> [TASK DETAILS]:
Convert the following data into a JSON list of strings, with one string for each line and blank lines omitted.

================

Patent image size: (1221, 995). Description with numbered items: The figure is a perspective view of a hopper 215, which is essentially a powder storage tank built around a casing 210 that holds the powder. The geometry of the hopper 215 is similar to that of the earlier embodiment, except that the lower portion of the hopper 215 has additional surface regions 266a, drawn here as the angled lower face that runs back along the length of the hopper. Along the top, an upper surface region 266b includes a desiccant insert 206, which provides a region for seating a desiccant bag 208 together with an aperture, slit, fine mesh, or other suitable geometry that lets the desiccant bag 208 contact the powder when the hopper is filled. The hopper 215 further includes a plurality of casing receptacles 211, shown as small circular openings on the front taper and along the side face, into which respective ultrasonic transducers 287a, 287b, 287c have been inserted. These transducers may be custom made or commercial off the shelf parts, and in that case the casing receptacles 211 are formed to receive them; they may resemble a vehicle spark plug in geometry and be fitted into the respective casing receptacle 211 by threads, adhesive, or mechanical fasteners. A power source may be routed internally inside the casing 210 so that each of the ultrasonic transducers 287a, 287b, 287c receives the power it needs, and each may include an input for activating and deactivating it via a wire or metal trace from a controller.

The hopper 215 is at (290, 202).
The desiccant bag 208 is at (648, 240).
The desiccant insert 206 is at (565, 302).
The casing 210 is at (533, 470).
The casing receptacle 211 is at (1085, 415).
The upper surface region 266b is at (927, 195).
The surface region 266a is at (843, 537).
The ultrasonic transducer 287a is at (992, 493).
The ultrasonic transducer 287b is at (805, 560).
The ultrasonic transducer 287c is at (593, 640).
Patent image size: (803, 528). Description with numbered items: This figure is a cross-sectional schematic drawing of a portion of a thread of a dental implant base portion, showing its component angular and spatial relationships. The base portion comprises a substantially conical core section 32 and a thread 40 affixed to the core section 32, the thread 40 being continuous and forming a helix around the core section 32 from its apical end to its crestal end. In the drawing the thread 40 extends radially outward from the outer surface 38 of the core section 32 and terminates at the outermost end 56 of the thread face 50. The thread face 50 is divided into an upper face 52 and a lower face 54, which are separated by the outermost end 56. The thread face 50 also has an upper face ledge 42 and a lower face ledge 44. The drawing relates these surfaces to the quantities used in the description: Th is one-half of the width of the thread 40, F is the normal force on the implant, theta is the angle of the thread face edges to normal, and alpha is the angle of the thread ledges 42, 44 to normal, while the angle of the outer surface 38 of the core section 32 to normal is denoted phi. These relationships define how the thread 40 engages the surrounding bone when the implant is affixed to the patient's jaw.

================

> [RESPONSE TO THE TASK]:
[
  "Patent image size: (1221, 995). Description with numbered items: The figure is a perspective view of a hopper 215, which is essentially a powder storage tank built around a casing 210 that holds the powder. The geometry of the hopper 215 is similar to that of the earlier embodiment, except that the lower portion of the hopper 215 has additional surface regions 266a, drawn here as the angled lower face that runs back along the length of the hopper. Along the top, an upper surface region 266b includes a desiccant insert 206, which provides a region for seating a desiccant bag 208 together with an aperture, slit, fine mesh, or other suitable geometry that lets the desiccant bag 208 contact the powder when the hopper is filled. The hopper 215 further includes a plurality of casing receptacles 211, shown as small circular openings on the front taper and along the side face, into which respective ultrasonic transducers 287a, 287b, 287c have been inserted. These transducers may be custom made or commercial off the shelf parts, and in that case the casing receptacles 211 are formed to receive them; they may resemble a vehicle spark plug in geometry and be fitted into the respective casing receptacle 211 by threads, adhesive, or mechanical fasteners. A power source may be routed internally inside the casing 210 so that each of the ultrasonic transducers 287a, 287b, 287c receives the power it needs, and each may include an input for activating and deactivating it via a wire or metal trace from a controller.",
  "The hopper 215 is at (290, 202).",
  "The desiccant bag 208 is at (648, 240).",
  "The desiccant insert 206 is at (565, 302).",
  "The casing 210 is at (533, 470).",
  "The casing receptacle 211 is at (1085, 415).",
  "The upper surface region 266b is at (927, 195).",
  "The surface region 266a is at (843, 537).",
  "The ultrasonic transducer 287a is at (992, 493).",
  "The ultrasonic transducer 287b is at (805, 560).",
  "The ultrasonic transducer 287c is at (593, 640).",
  "Patent image size: (803, 528). Description with numbered items: This figure is a cross-sectional schematic drawing of a portion of a thread of a dental implant base portion, showing its component angular and spatial relationships. The base portion comprises a substantially conical core section 32 and a thread 40 affixed to the core section 32, the thread 40 being continuous and forming a helix around the core section 32 from its apical end to its crestal end. In the drawing the thread 40 extends radially outward from the outer surface 38 of the core section 32 and terminates at the outermost end 56 of the thread face 50. The thread face 50 is divided into an upper face 52 and a lower face 54, which are separated by the outermost end 56. The thread face 50 also has an upper face ledge 42 and a lower face ledge 44. The drawing relates these surfaces to the quantities used in the description: Th is one-half of the width of the thread 40, F is the normal force on the implant, theta is the angle of the thread face edges to normal, and alpha is the angle of the thread ledges 42, 44 to normal, while the angle of the outer surface 38 of the core section 32 to normal is denoted phi. These relationships define how the thread 40 engages the surrounding bone when the implant is affixed to the patient's jaw."
]